● **AIM**
Reproduce the listing verbatim.

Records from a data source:
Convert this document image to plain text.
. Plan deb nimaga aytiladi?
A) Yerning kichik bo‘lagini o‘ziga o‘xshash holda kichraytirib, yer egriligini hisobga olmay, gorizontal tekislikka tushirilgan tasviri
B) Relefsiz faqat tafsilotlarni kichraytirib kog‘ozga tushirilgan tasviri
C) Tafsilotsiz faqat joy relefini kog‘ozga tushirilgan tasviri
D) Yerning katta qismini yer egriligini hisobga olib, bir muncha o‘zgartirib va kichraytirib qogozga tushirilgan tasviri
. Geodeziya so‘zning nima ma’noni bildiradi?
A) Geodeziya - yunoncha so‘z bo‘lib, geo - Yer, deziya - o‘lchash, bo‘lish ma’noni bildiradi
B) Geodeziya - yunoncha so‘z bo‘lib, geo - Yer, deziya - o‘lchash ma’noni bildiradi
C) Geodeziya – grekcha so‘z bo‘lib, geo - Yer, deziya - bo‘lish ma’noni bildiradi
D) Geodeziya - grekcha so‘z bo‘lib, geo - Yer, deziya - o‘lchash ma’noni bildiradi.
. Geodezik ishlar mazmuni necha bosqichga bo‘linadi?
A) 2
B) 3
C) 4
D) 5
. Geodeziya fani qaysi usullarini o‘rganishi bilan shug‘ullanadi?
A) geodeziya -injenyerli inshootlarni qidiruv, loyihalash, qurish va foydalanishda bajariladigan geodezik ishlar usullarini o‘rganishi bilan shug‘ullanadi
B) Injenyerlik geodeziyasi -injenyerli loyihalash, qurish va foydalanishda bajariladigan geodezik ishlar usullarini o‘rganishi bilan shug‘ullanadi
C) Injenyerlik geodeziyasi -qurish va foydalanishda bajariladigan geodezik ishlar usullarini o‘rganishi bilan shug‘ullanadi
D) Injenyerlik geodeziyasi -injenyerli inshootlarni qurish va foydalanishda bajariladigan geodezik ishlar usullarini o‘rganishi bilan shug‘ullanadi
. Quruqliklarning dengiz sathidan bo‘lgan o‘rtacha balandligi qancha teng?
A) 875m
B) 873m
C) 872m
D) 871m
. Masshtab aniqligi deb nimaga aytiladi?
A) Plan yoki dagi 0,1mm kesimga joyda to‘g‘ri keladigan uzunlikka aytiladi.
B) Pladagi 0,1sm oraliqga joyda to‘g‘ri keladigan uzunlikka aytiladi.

● **SOLUTION**
Convert this document image to plain text.
. Plan deb nimaga aytiladi?
A) Yerning kichik bo‘lagini o‘ziga o‘xshash holda kichraytirib, yer egriligini hisobga olmay, gorizontal tekislikka tushirilgan tasviri
B) Relefsiz faqat tafsilotlarni kichraytirib kog‘ozga tushirilgan tasviri
C) Tafsilotsiz faqat joy relefini kog‘ozga tushirilgan tasviri
D) Yerning katta qismini yer egriligini hisobga olib, bir muncha o‘zgartirib va kichraytirib qogozga tushirilgan tasviri
. Geodeziya so‘zning nima ma’noni bildiradi?
A) Geodeziya - yunoncha so‘z bo‘lib, geo - Yer, deziya - o‘lchash, bo‘lish ma’noni bildiradi
B) Geodeziya - yunoncha so‘z bo‘lib, geo - Yer, deziya - o‘lchash ma’noni bildiradi
C) Geodeziya – grekcha so‘z bo‘lib, geo - Yer, deziya - bo‘lish ma’noni bildiradi
D) Geodeziya - grekcha so‘z bo‘lib, geo - Yer, deziya - o‘lchash ma’noni bildiradi.
. Geodezik ishlar mazmuni necha bosqichga bo‘linadi?
A) 2
B) 3
C) 4
D) 5
. Geodeziya fani qaysi usullarini o‘rganishi bilan shug‘ullanadi?
A) geodeziya -injenyerli inshootlarni qidiruv, loyihalash, qurish va foydalanishda bajariladigan geodezik ishlar usullarini o‘rganishi bilan shug‘ullanadi
B) Injenyerlik geodeziyasi -injenyerli loyihalash, qurish va foydalanishda bajariladigan geodezik ishlar usullarini o‘rganishi bilan shug‘ullanadi
C) Injenyerlik geodeziyasi -qurish va foydalanishda bajariladigan geodezik ishlar usullarini o‘rganishi bilan shug‘ullanadi
D) Injenyerlik geodeziyasi -injenyerli inshootlarni qurish va foydalanishda bajariladigan geodezik ishlar usullarini o‘rganishi bilan shug‘ullanadi
. Quruqliklarning dengiz sathidan bo‘lgan o‘rtacha balandligi qancha teng?
A) 875m
B) 873m
C) 872m
D) 871m
. Masshtab aniqligi deb nimaga aytiladi?
A) Plan yoki dagi 0,1mm kesimga joyda to‘g‘ri keladigan uzunlikka aytiladi.
B) Pladagi 0,1sm oraliqga joyda to‘g‘ri keladigan uzunlikka aytiladi.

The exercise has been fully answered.